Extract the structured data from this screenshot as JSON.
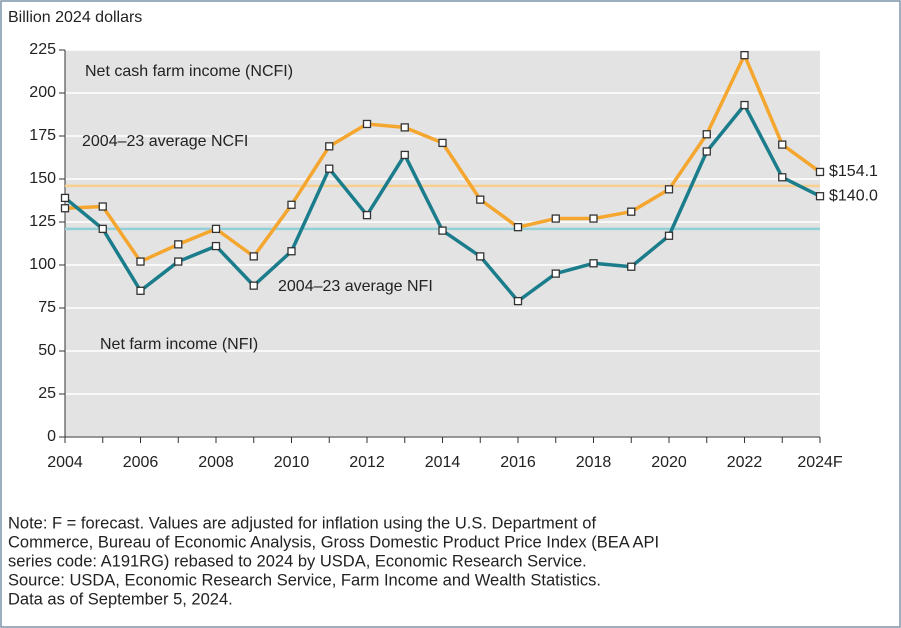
{
  "chart_data": {
    "type": "line",
    "y_axis_label": "Billion 2024 dollars",
    "categories": [
      "2004",
      null,
      "2006",
      null,
      "2008",
      null,
      "2010",
      null,
      "2012",
      null,
      "2014",
      null,
      "2016",
      null,
      "2018",
      null,
      "2020",
      null,
      "2022",
      null,
      "2024F"
    ],
    "series": [
      {
        "name": "Net cash farm income (NCFI)",
        "color": "#f4a62f",
        "values": [
          133,
          134,
          102,
          112,
          121,
          105,
          135,
          169,
          182,
          180,
          171,
          138,
          122,
          127,
          127,
          131,
          144,
          176,
          222,
          170,
          154.1
        ],
        "value_labels": [
          null,
          null,
          null,
          null,
          null,
          null,
          null,
          null,
          null,
          null,
          null,
          null,
          null,
          null,
          null,
          null,
          null,
          null,
          null,
          null,
          "$154.1"
        ]
      },
      {
        "name": "Net farm income (NFI)",
        "color": "#1b7d8b",
        "values": [
          139,
          121,
          85,
          102,
          111,
          88,
          108,
          156,
          129,
          164,
          120,
          105,
          79,
          95,
          101,
          99,
          117,
          166,
          193,
          151,
          140.0
        ],
        "value_labels": [
          null,
          null,
          null,
          null,
          null,
          null,
          null,
          null,
          null,
          null,
          null,
          null,
          null,
          null,
          null,
          null,
          null,
          null,
          null,
          null,
          "$140.0"
        ]
      }
    ],
    "reference_lines": [
      {
        "name": "2004–23 average NCFI",
        "value": 146,
        "color": "#f9cf90"
      },
      {
        "name": "2004–23 average NFI",
        "value": 121,
        "color": "#93cfd6"
      }
    ],
    "ylim": [
      0,
      225
    ],
    "yticks": [
      0,
      25,
      50,
      75,
      100,
      125,
      150,
      175,
      200,
      225
    ],
    "grid": true,
    "notes": [
      "Note: F = forecast. Values are adjusted for inflation using the U.S. Department of",
      "Commerce, Bureau of Economic Analysis, Gross Domestic Product Price Index (BEA API",
      "series code: A191RG) rebased to 2024 by USDA, Economic Research Service.",
      "Source: USDA, Economic Research Service, Farm Income and Wealth Statistics.",
      "Data as of September 5, 2024."
    ]
  }
}
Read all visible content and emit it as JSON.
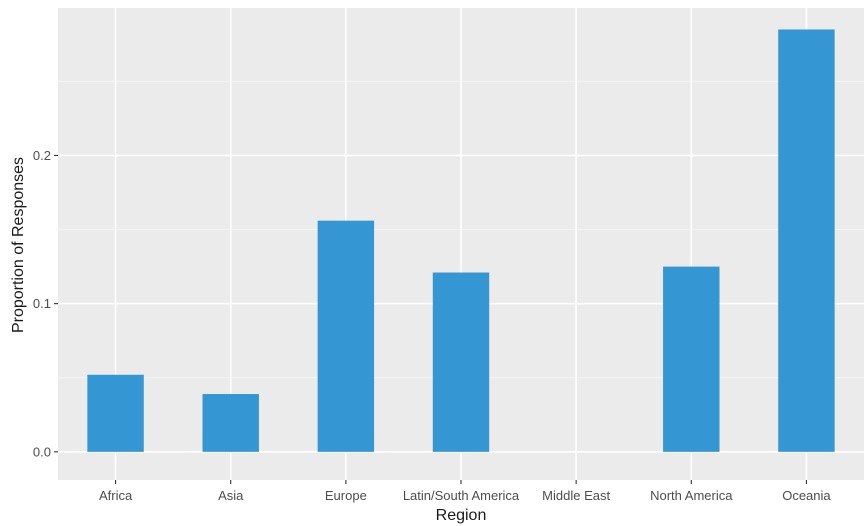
{
  "chart_data": {
    "type": "bar",
    "title": "",
    "xlabel": "Region",
    "ylabel": "Proportion of Responses",
    "categories": [
      "Africa",
      "Asia",
      "Europe",
      "Latin/South America",
      "Middle East",
      "North America",
      "Oceania"
    ],
    "values": [
      0.052,
      0.039,
      0.156,
      0.121,
      0.0,
      0.125,
      0.285
    ],
    "ylim": [
      -0.019,
      0.2995
    ],
    "yticks": [
      0.0,
      0.1,
      0.2
    ],
    "ytick_labels": [
      "0.0",
      "0.1",
      "0.2"
    ],
    "grid": true,
    "colors": {
      "bar": "#3497d3",
      "panel_background": "#ebebeb",
      "grid_major": "#ffffff",
      "grid_minor": "#f4f4f4"
    }
  }
}
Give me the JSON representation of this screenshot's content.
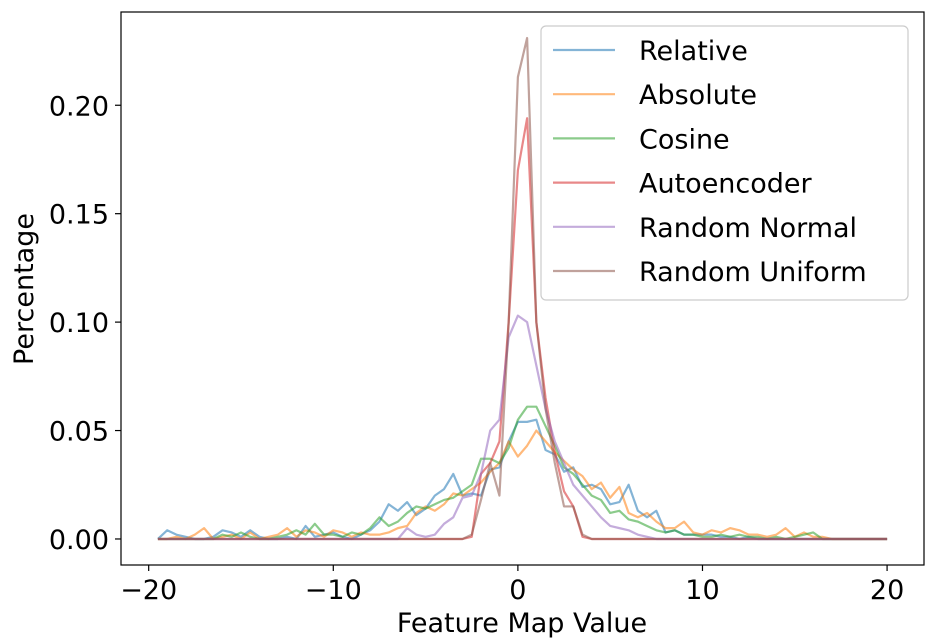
+-------+
_Stated task_
Copy each line in the data that holds the word "average".

_Written reply_
        "name": "2004–23 average NCFI",
        "name": "2004–23 average NFI",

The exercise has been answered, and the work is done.